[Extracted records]
━━━━━━

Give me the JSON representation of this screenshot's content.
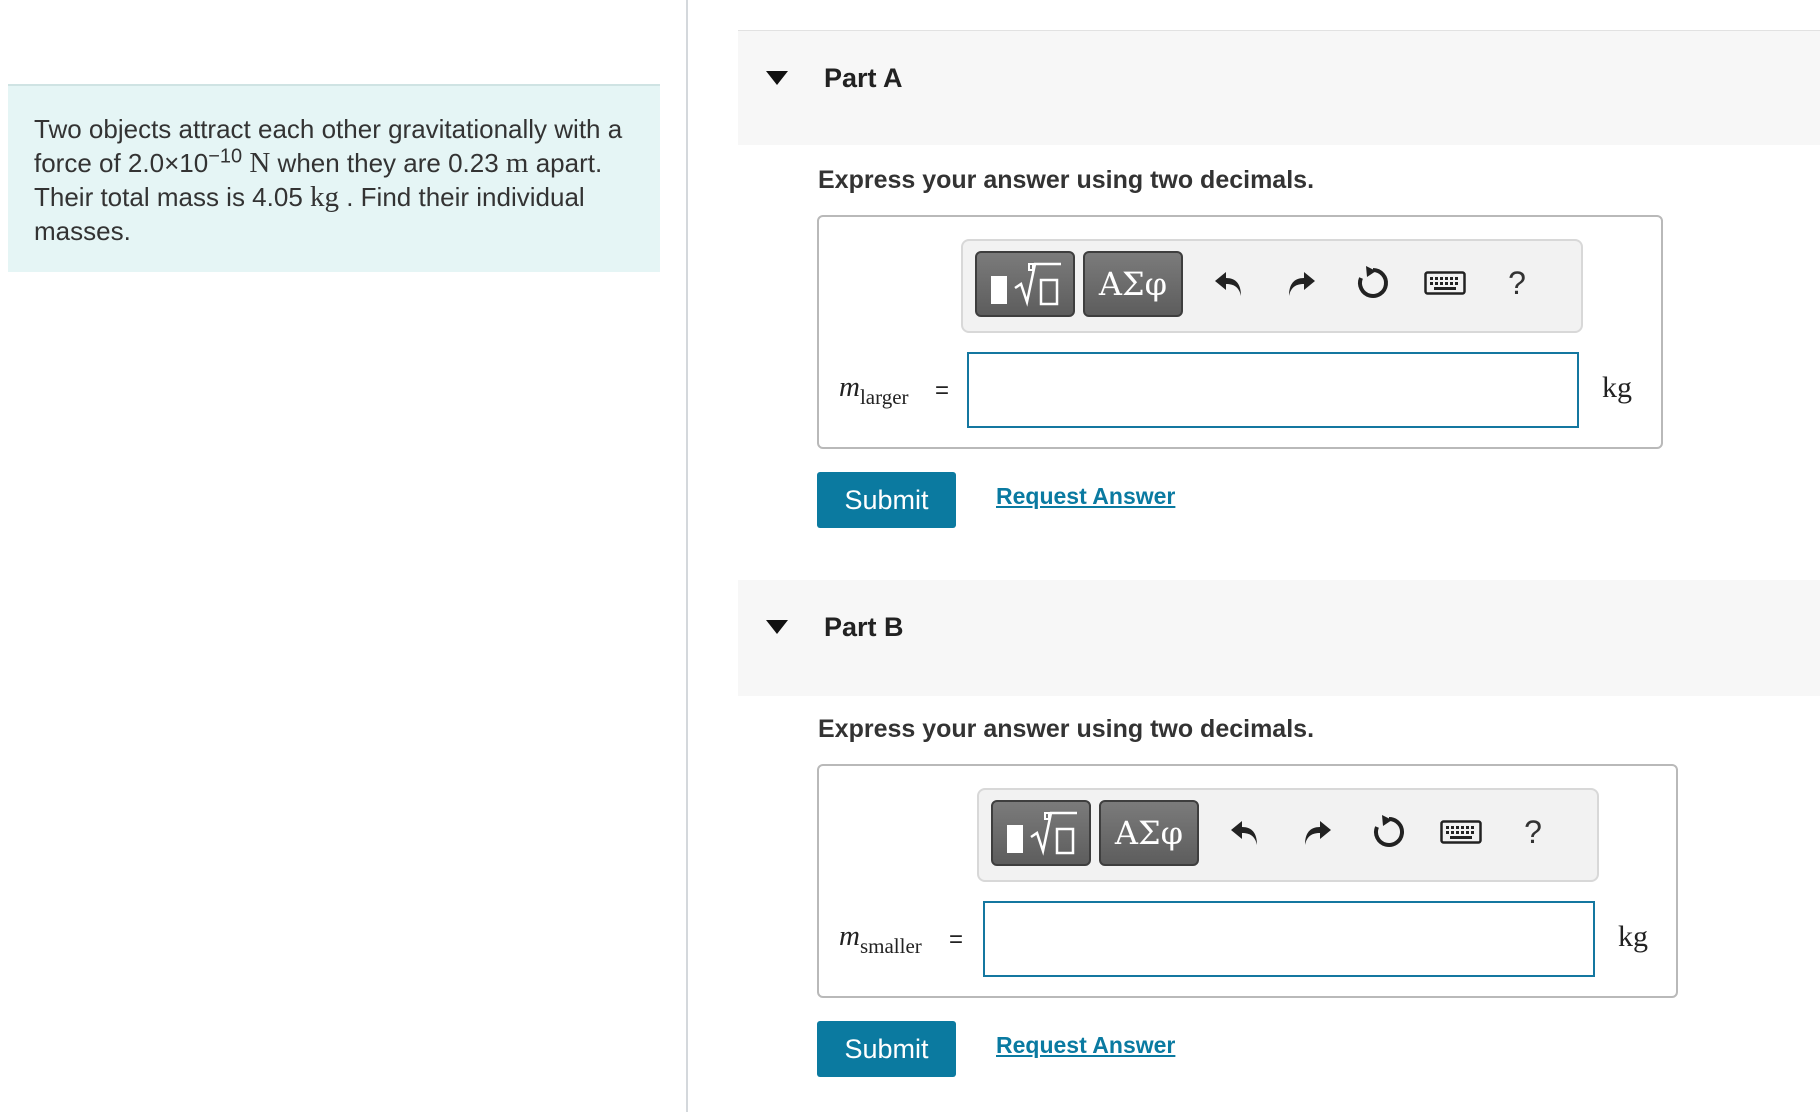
{
  "problem": {
    "line1": "Two objects attract each other gravitationally with a",
    "line2_a": "force of 2.0×10",
    "line2_exp": "−10",
    "line2_unit": "N",
    "line2_b": " when they are 0.23 ",
    "line2_m": "m",
    "line2_c": " apart.",
    "line3_a": "Their total mass is 4.05 ",
    "line3_kg": "kg",
    "line3_b": " . Find their individual",
    "line4": "masses."
  },
  "parts": [
    {
      "title": "Part A",
      "instruction": "Express your answer using two decimals.",
      "var_symbol": "m",
      "var_subscript": "larger",
      "equals": "=",
      "input_value": "",
      "unit": "kg",
      "greek_label": "ΑΣφ",
      "help_label": "?",
      "submit_label": "Submit",
      "request_label": "Request Answer"
    },
    {
      "title": "Part B",
      "instruction": "Express your answer using two decimals.",
      "var_symbol": "m",
      "var_subscript": "smaller",
      "equals": "=",
      "input_value": "",
      "unit": "kg",
      "greek_label": "ΑΣφ",
      "help_label": "?",
      "submit_label": "Submit",
      "request_label": "Request Answer"
    }
  ],
  "icons": {
    "toggle": "caret-down-icon",
    "templates": "templates-icon",
    "greek": "greek-symbols-icon",
    "undo": "undo-icon",
    "redo": "redo-icon",
    "reset": "reset-icon",
    "keyboard": "keyboard-icon",
    "help": "help-icon"
  },
  "colors": {
    "problem_bg": "#e5f5f5",
    "accent": "#0b7aa0",
    "link": "#0a7aa1",
    "input_border": "#1477a0"
  }
}
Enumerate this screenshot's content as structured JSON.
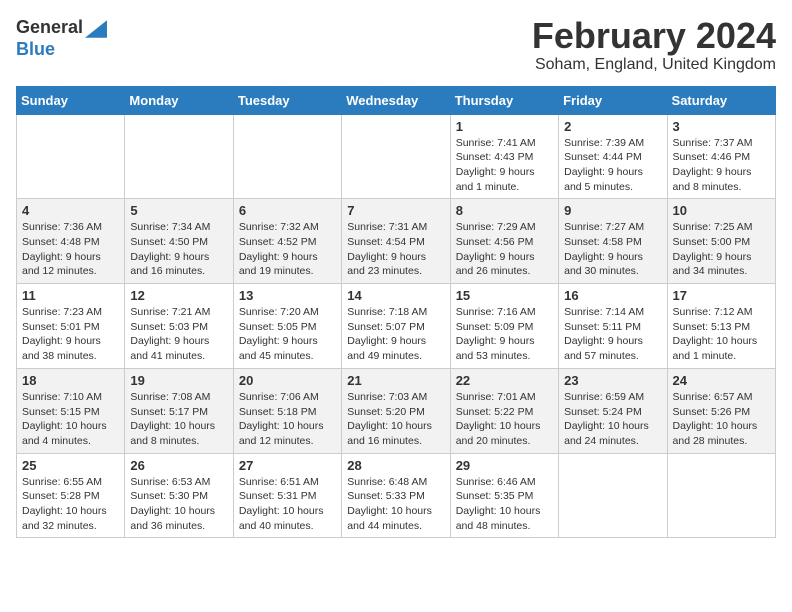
{
  "header": {
    "logo_general": "General",
    "logo_blue": "Blue",
    "month_title": "February 2024",
    "location": "Soham, England, United Kingdom"
  },
  "weekdays": [
    "Sunday",
    "Monday",
    "Tuesday",
    "Wednesday",
    "Thursday",
    "Friday",
    "Saturday"
  ],
  "weeks": [
    [
      {
        "day": "",
        "info": ""
      },
      {
        "day": "",
        "info": ""
      },
      {
        "day": "",
        "info": ""
      },
      {
        "day": "",
        "info": ""
      },
      {
        "day": "1",
        "info": "Sunrise: 7:41 AM\nSunset: 4:43 PM\nDaylight: 9 hours and 1 minute."
      },
      {
        "day": "2",
        "info": "Sunrise: 7:39 AM\nSunset: 4:44 PM\nDaylight: 9 hours and 5 minutes."
      },
      {
        "day": "3",
        "info": "Sunrise: 7:37 AM\nSunset: 4:46 PM\nDaylight: 9 hours and 8 minutes."
      }
    ],
    [
      {
        "day": "4",
        "info": "Sunrise: 7:36 AM\nSunset: 4:48 PM\nDaylight: 9 hours and 12 minutes."
      },
      {
        "day": "5",
        "info": "Sunrise: 7:34 AM\nSunset: 4:50 PM\nDaylight: 9 hours and 16 minutes."
      },
      {
        "day": "6",
        "info": "Sunrise: 7:32 AM\nSunset: 4:52 PM\nDaylight: 9 hours and 19 minutes."
      },
      {
        "day": "7",
        "info": "Sunrise: 7:31 AM\nSunset: 4:54 PM\nDaylight: 9 hours and 23 minutes."
      },
      {
        "day": "8",
        "info": "Sunrise: 7:29 AM\nSunset: 4:56 PM\nDaylight: 9 hours and 26 minutes."
      },
      {
        "day": "9",
        "info": "Sunrise: 7:27 AM\nSunset: 4:58 PM\nDaylight: 9 hours and 30 minutes."
      },
      {
        "day": "10",
        "info": "Sunrise: 7:25 AM\nSunset: 5:00 PM\nDaylight: 9 hours and 34 minutes."
      }
    ],
    [
      {
        "day": "11",
        "info": "Sunrise: 7:23 AM\nSunset: 5:01 PM\nDaylight: 9 hours and 38 minutes."
      },
      {
        "day": "12",
        "info": "Sunrise: 7:21 AM\nSunset: 5:03 PM\nDaylight: 9 hours and 41 minutes."
      },
      {
        "day": "13",
        "info": "Sunrise: 7:20 AM\nSunset: 5:05 PM\nDaylight: 9 hours and 45 minutes."
      },
      {
        "day": "14",
        "info": "Sunrise: 7:18 AM\nSunset: 5:07 PM\nDaylight: 9 hours and 49 minutes."
      },
      {
        "day": "15",
        "info": "Sunrise: 7:16 AM\nSunset: 5:09 PM\nDaylight: 9 hours and 53 minutes."
      },
      {
        "day": "16",
        "info": "Sunrise: 7:14 AM\nSunset: 5:11 PM\nDaylight: 9 hours and 57 minutes."
      },
      {
        "day": "17",
        "info": "Sunrise: 7:12 AM\nSunset: 5:13 PM\nDaylight: 10 hours and 1 minute."
      }
    ],
    [
      {
        "day": "18",
        "info": "Sunrise: 7:10 AM\nSunset: 5:15 PM\nDaylight: 10 hours and 4 minutes."
      },
      {
        "day": "19",
        "info": "Sunrise: 7:08 AM\nSunset: 5:17 PM\nDaylight: 10 hours and 8 minutes."
      },
      {
        "day": "20",
        "info": "Sunrise: 7:06 AM\nSunset: 5:18 PM\nDaylight: 10 hours and 12 minutes."
      },
      {
        "day": "21",
        "info": "Sunrise: 7:03 AM\nSunset: 5:20 PM\nDaylight: 10 hours and 16 minutes."
      },
      {
        "day": "22",
        "info": "Sunrise: 7:01 AM\nSunset: 5:22 PM\nDaylight: 10 hours and 20 minutes."
      },
      {
        "day": "23",
        "info": "Sunrise: 6:59 AM\nSunset: 5:24 PM\nDaylight: 10 hours and 24 minutes."
      },
      {
        "day": "24",
        "info": "Sunrise: 6:57 AM\nSunset: 5:26 PM\nDaylight: 10 hours and 28 minutes."
      }
    ],
    [
      {
        "day": "25",
        "info": "Sunrise: 6:55 AM\nSunset: 5:28 PM\nDaylight: 10 hours and 32 minutes."
      },
      {
        "day": "26",
        "info": "Sunrise: 6:53 AM\nSunset: 5:30 PM\nDaylight: 10 hours and 36 minutes."
      },
      {
        "day": "27",
        "info": "Sunrise: 6:51 AM\nSunset: 5:31 PM\nDaylight: 10 hours and 40 minutes."
      },
      {
        "day": "28",
        "info": "Sunrise: 6:48 AM\nSunset: 5:33 PM\nDaylight: 10 hours and 44 minutes."
      },
      {
        "day": "29",
        "info": "Sunrise: 6:46 AM\nSunset: 5:35 PM\nDaylight: 10 hours and 48 minutes."
      },
      {
        "day": "",
        "info": ""
      },
      {
        "day": "",
        "info": ""
      }
    ]
  ]
}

━━━━━━

GOAL: Write out each entry exactly as given, omitting any picture.

SOLVED EXERCISE:
Give me the JSON representation of this screenshot's content.
{
  "problem": {
    "line1": "Two objects attract each other gravitationally with a",
    "line2_a": "force of 2.0×10",
    "line2_exp": "−10",
    "line2_unit": "N",
    "line2_b": " when they are 0.23 ",
    "line2_m": "m",
    "line2_c": " apart.",
    "line3_a": "Their total mass is 4.05 ",
    "line3_kg": "kg",
    "line3_b": " . Find their individual",
    "line4": "masses."
  },
  "parts": [
    {
      "title": "Part A",
      "instruction": "Express your answer using two decimals.",
      "var_symbol": "m",
      "var_subscript": "larger",
      "equals": "=",
      "input_value": "",
      "unit": "kg",
      "greek_label": "ΑΣφ",
      "help_label": "?",
      "submit_label": "Submit",
      "request_label": "Request Answer"
    },
    {
      "title": "Part B",
      "instruction": "Express your answer using two decimals.",
      "var_symbol": "m",
      "var_subscript": "smaller",
      "equals": "=",
      "input_value": "",
      "unit": "kg",
      "greek_label": "ΑΣφ",
      "help_label": "?",
      "submit_label": "Submit",
      "request_label": "Request Answer"
    }
  ],
  "icons": {
    "toggle": "caret-down-icon",
    "templates": "templates-icon",
    "greek": "greek-symbols-icon",
    "undo": "undo-icon",
    "redo": "redo-icon",
    "reset": "reset-icon",
    "keyboard": "keyboard-icon",
    "help": "help-icon"
  },
  "colors": {
    "problem_bg": "#e5f5f5",
    "accent": "#0b7aa0",
    "link": "#0a7aa1",
    "input_border": "#1477a0"
  }
}
Enumerate this screenshot's content as structured JSON.
{
  "header": {
    "logo_general": "General",
    "logo_blue": "Blue",
    "month_title": "February 2024",
    "location": "Soham, England, United Kingdom"
  },
  "weekdays": [
    "Sunday",
    "Monday",
    "Tuesday",
    "Wednesday",
    "Thursday",
    "Friday",
    "Saturday"
  ],
  "weeks": [
    [
      {
        "day": "",
        "info": ""
      },
      {
        "day": "",
        "info": ""
      },
      {
        "day": "",
        "info": ""
      },
      {
        "day": "",
        "info": ""
      },
      {
        "day": "1",
        "info": "Sunrise: 7:41 AM\nSunset: 4:43 PM\nDaylight: 9 hours and 1 minute."
      },
      {
        "day": "2",
        "info": "Sunrise: 7:39 AM\nSunset: 4:44 PM\nDaylight: 9 hours and 5 minutes."
      },
      {
        "day": "3",
        "info": "Sunrise: 7:37 AM\nSunset: 4:46 PM\nDaylight: 9 hours and 8 minutes."
      }
    ],
    [
      {
        "day": "4",
        "info": "Sunrise: 7:36 AM\nSunset: 4:48 PM\nDaylight: 9 hours and 12 minutes."
      },
      {
        "day": "5",
        "info": "Sunrise: 7:34 AM\nSunset: 4:50 PM\nDaylight: 9 hours and 16 minutes."
      },
      {
        "day": "6",
        "info": "Sunrise: 7:32 AM\nSunset: 4:52 PM\nDaylight: 9 hours and 19 minutes."
      },
      {
        "day": "7",
        "info": "Sunrise: 7:31 AM\nSunset: 4:54 PM\nDaylight: 9 hours and 23 minutes."
      },
      {
        "day": "8",
        "info": "Sunrise: 7:29 AM\nSunset: 4:56 PM\nDaylight: 9 hours and 26 minutes."
      },
      {
        "day": "9",
        "info": "Sunrise: 7:27 AM\nSunset: 4:58 PM\nDaylight: 9 hours and 30 minutes."
      },
      {
        "day": "10",
        "info": "Sunrise: 7:25 AM\nSunset: 5:00 PM\nDaylight: 9 hours and 34 minutes."
      }
    ],
    [
      {
        "day": "11",
        "info": "Sunrise: 7:23 AM\nSunset: 5:01 PM\nDaylight: 9 hours and 38 minutes."
      },
      {
        "day": "12",
        "info": "Sunrise: 7:21 AM\nSunset: 5:03 PM\nDaylight: 9 hours and 41 minutes."
      },
      {
        "day": "13",
        "info": "Sunrise: 7:20 AM\nSunset: 5:05 PM\nDaylight: 9 hours and 45 minutes."
      },
      {
        "day": "14",
        "info": "Sunrise: 7:18 AM\nSunset: 5:07 PM\nDaylight: 9 hours and 49 minutes."
      },
      {
        "day": "15",
        "info": "Sunrise: 7:16 AM\nSunset: 5:09 PM\nDaylight: 9 hours and 53 minutes."
      },
      {
        "day": "16",
        "info": "Sunrise: 7:14 AM\nSunset: 5:11 PM\nDaylight: 9 hours and 57 minutes."
      },
      {
        "day": "17",
        "info": "Sunrise: 7:12 AM\nSunset: 5:13 PM\nDaylight: 10 hours and 1 minute."
      }
    ],
    [
      {
        "day": "18",
        "info": "Sunrise: 7:10 AM\nSunset: 5:15 PM\nDaylight: 10 hours and 4 minutes."
      },
      {
        "day": "19",
        "info": "Sunrise: 7:08 AM\nSunset: 5:17 PM\nDaylight: 10 hours and 8 minutes."
      },
      {
        "day": "20",
        "info": "Sunrise: 7:06 AM\nSunset: 5:18 PM\nDaylight: 10 hours and 12 minutes."
      },
      {
        "day": "21",
        "info": "Sunrise: 7:03 AM\nSunset: 5:20 PM\nDaylight: 10 hours and 16 minutes."
      },
      {
        "day": "22",
        "info": "Sunrise: 7:01 AM\nSunset: 5:22 PM\nDaylight: 10 hours and 20 minutes."
      },
      {
        "day": "23",
        "info": "Sunrise: 6:59 AM\nSunset: 5:24 PM\nDaylight: 10 hours and 24 minutes."
      },
      {
        "day": "24",
        "info": "Sunrise: 6:57 AM\nSunset: 5:26 PM\nDaylight: 10 hours and 28 minutes."
      }
    ],
    [
      {
        "day": "25",
        "info": "Sunrise: 6:55 AM\nSunset: 5:28 PM\nDaylight: 10 hours and 32 minutes."
      },
      {
        "day": "26",
        "info": "Sunrise: 6:53 AM\nSunset: 5:30 PM\nDaylight: 10 hours and 36 minutes."
      },
      {
        "day": "27",
        "info": "Sunrise: 6:51 AM\nSunset: 5:31 PM\nDaylight: 10 hours and 40 minutes."
      },
      {
        "day": "28",
        "info": "Sunrise: 6:48 AM\nSunset: 5:33 PM\nDaylight: 10 hours and 44 minutes."
      },
      {
        "day": "29",
        "info": "Sunrise: 6:46 AM\nSunset: 5:35 PM\nDaylight: 10 hours and 48 minutes."
      },
      {
        "day": "",
        "info": ""
      },
      {
        "day": "",
        "info": ""
      }
    ]
  ]
}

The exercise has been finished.